Task prompt |
In the entries, find all lines that hold the word "when" and copy them.

Extracted information |
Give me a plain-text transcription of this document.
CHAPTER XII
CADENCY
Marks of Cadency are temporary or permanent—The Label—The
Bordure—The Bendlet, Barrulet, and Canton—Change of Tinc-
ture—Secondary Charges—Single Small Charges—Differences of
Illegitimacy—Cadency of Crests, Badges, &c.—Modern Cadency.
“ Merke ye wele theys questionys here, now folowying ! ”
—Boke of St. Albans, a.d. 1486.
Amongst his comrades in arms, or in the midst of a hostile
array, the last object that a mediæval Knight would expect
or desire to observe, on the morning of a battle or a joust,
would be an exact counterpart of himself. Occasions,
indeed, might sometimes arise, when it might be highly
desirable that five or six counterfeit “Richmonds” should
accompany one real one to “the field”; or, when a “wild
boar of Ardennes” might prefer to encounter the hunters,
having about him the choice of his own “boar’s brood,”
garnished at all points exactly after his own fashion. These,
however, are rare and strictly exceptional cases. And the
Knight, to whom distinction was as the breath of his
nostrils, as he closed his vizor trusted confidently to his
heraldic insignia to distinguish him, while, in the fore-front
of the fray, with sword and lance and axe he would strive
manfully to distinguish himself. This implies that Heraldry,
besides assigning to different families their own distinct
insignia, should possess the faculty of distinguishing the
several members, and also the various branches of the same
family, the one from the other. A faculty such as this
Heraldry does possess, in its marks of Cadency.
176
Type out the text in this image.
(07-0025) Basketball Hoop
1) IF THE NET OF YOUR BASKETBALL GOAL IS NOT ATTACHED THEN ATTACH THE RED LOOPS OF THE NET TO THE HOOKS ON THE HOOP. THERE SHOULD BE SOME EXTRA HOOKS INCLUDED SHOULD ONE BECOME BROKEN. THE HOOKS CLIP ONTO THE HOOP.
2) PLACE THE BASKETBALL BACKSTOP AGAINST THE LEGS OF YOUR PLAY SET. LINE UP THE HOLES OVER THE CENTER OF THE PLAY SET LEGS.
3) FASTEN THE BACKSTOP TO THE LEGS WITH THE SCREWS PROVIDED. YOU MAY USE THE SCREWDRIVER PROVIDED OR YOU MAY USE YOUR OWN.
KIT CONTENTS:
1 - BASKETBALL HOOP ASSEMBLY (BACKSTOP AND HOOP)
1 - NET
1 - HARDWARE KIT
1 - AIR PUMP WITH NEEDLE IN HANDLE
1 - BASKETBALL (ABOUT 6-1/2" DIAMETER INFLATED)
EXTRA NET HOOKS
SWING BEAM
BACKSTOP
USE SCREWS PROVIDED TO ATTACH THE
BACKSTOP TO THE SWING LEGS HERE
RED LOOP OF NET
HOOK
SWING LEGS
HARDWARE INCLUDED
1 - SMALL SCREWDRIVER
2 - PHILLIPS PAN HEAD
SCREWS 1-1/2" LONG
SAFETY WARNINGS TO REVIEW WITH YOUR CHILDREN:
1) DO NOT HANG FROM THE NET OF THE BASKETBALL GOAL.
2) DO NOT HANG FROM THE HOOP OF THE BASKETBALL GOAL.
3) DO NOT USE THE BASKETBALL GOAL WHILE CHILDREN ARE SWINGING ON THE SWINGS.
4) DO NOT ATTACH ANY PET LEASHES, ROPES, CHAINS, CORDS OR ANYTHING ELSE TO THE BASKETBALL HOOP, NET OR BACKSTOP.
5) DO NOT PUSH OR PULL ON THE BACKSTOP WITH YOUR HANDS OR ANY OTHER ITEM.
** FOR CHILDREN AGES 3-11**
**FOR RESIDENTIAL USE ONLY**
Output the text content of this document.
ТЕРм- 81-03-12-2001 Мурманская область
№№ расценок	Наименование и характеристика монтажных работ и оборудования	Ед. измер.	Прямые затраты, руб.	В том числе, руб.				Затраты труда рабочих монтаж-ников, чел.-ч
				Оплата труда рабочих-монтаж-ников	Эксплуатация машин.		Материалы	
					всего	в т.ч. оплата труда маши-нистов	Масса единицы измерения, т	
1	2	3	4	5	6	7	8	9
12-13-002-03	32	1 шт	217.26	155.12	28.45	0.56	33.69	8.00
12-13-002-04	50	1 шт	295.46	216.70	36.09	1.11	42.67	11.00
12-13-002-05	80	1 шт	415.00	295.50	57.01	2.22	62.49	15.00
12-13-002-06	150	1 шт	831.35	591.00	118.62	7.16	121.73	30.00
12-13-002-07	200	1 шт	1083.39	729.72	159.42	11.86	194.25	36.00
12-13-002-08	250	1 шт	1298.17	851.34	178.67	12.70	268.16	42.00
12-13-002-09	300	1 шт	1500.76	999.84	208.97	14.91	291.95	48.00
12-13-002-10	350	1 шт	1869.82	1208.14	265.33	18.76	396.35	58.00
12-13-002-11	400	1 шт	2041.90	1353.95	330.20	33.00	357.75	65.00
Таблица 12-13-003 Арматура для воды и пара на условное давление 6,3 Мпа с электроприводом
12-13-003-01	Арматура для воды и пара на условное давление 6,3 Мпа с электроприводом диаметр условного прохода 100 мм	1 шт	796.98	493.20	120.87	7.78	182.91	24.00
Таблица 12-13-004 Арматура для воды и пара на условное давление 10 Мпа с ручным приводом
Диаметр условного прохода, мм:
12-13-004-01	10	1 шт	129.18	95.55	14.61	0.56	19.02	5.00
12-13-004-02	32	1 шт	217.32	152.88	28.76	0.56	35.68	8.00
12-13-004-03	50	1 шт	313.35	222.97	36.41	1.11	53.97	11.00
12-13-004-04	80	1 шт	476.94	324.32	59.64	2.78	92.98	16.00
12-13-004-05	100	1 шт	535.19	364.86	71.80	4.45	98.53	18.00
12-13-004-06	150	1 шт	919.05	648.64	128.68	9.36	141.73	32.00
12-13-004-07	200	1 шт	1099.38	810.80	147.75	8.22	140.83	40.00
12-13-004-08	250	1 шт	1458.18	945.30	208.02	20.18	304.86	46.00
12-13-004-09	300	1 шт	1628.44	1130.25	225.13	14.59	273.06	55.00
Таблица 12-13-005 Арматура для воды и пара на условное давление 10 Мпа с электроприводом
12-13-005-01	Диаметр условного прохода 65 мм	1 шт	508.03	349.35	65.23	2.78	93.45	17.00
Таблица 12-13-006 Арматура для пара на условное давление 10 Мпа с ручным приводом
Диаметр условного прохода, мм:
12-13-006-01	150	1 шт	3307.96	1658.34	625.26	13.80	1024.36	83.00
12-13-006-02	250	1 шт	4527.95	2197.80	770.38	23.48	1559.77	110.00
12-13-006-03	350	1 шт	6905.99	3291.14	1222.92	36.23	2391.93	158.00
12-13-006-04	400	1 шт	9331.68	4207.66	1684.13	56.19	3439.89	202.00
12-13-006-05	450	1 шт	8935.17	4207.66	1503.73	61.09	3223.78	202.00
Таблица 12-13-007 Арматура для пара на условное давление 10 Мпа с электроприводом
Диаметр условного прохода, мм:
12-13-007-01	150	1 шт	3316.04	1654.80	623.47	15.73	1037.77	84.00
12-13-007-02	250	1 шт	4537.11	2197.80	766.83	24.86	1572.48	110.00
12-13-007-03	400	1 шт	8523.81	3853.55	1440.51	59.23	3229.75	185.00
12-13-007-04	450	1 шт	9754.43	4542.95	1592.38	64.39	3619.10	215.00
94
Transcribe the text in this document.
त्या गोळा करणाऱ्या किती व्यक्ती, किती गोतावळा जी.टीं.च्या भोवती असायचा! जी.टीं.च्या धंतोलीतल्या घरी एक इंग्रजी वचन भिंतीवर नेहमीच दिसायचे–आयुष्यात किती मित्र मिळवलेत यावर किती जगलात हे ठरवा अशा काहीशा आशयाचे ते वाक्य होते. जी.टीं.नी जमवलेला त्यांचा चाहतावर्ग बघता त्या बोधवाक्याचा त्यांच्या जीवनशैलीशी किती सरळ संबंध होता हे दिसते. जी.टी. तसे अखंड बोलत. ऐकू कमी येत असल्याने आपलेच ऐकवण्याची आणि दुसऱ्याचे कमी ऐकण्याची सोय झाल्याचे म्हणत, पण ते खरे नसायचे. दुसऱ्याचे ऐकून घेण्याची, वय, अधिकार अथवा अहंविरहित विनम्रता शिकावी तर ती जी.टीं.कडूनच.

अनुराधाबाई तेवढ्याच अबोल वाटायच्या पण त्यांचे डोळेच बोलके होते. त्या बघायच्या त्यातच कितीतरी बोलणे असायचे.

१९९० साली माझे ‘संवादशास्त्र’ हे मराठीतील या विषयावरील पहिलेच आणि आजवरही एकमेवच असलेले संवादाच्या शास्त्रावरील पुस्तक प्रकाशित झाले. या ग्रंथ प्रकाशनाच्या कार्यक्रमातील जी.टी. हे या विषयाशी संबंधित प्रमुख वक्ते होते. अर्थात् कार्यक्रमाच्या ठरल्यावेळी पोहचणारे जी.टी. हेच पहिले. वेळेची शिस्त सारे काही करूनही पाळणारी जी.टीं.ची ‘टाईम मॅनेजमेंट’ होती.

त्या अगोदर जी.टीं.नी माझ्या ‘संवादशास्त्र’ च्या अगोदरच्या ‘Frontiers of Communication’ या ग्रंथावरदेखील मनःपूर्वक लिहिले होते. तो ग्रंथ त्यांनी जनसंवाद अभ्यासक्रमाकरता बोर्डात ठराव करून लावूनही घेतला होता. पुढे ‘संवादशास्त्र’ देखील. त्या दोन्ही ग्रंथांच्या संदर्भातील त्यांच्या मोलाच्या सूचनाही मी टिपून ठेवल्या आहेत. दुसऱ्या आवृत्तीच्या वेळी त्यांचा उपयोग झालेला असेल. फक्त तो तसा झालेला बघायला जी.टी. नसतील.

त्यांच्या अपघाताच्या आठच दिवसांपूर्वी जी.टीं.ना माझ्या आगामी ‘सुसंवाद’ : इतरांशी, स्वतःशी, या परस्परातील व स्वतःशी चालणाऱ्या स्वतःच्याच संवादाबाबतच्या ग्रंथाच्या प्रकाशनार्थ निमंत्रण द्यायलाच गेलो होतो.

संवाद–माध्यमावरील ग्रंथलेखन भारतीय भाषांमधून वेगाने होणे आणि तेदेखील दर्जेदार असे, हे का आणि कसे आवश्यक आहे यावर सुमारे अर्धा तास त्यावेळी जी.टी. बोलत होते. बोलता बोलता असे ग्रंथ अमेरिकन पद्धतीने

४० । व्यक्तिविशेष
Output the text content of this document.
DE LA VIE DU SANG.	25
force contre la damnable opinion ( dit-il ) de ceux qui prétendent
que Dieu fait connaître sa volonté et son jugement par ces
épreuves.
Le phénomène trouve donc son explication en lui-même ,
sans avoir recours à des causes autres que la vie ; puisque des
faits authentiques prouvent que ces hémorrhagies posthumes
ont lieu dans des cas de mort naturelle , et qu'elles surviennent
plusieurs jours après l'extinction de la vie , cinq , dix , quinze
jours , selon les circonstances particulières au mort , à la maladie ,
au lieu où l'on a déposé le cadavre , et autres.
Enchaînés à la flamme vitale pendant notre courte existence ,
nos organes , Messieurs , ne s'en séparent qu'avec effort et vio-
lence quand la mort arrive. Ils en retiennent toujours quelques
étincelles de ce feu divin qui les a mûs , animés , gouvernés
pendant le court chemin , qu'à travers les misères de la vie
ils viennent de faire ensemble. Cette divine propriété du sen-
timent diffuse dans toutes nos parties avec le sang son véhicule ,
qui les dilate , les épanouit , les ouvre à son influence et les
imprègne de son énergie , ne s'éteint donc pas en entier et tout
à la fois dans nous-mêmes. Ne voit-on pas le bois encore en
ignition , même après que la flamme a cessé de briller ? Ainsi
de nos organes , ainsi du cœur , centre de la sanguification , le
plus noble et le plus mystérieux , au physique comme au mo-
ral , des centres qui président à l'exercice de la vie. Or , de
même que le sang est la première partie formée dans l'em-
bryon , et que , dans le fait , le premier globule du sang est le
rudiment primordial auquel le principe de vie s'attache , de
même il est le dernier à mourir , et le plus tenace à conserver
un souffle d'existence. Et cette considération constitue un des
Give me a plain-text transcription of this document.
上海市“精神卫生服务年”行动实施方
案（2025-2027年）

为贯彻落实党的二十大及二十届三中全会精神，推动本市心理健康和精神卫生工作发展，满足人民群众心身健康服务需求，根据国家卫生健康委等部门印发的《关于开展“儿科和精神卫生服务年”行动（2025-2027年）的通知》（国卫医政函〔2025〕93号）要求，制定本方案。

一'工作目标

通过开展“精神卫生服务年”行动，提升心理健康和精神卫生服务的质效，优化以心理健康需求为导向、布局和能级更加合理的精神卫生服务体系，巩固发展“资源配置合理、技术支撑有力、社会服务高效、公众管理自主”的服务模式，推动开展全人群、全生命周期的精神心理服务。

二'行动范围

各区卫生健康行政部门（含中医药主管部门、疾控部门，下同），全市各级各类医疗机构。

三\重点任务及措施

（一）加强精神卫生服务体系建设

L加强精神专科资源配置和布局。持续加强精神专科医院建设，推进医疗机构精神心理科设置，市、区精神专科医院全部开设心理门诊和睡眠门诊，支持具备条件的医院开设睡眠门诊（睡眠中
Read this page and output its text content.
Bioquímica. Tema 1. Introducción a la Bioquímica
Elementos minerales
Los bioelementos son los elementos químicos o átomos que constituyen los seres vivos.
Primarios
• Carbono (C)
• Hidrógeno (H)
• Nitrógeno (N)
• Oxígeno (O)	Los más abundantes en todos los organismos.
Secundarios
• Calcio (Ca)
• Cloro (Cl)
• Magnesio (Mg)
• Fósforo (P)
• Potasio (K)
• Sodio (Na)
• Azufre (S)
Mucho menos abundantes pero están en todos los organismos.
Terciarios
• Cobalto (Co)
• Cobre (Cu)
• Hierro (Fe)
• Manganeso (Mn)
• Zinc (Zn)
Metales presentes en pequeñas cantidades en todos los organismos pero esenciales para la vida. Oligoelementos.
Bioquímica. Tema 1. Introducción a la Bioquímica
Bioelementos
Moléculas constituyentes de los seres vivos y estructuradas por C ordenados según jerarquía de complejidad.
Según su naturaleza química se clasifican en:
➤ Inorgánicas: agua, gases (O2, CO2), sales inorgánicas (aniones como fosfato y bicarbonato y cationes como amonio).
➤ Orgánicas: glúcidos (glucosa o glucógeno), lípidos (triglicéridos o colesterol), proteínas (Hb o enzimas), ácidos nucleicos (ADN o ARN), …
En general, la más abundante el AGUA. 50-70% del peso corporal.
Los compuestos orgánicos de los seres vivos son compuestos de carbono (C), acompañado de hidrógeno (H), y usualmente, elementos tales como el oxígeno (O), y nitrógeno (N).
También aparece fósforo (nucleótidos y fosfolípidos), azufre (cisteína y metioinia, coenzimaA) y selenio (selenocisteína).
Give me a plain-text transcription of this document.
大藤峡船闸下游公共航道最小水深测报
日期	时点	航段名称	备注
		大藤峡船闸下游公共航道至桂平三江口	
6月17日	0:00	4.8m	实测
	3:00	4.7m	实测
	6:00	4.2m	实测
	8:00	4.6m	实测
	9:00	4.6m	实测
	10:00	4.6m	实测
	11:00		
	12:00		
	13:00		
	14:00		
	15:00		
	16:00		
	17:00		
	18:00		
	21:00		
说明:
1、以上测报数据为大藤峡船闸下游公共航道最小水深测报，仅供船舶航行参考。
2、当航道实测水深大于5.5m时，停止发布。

Expected answer |
indeed, might sometimes arise, when it might be highly
accompany one real one to “the field”; or, when a “wild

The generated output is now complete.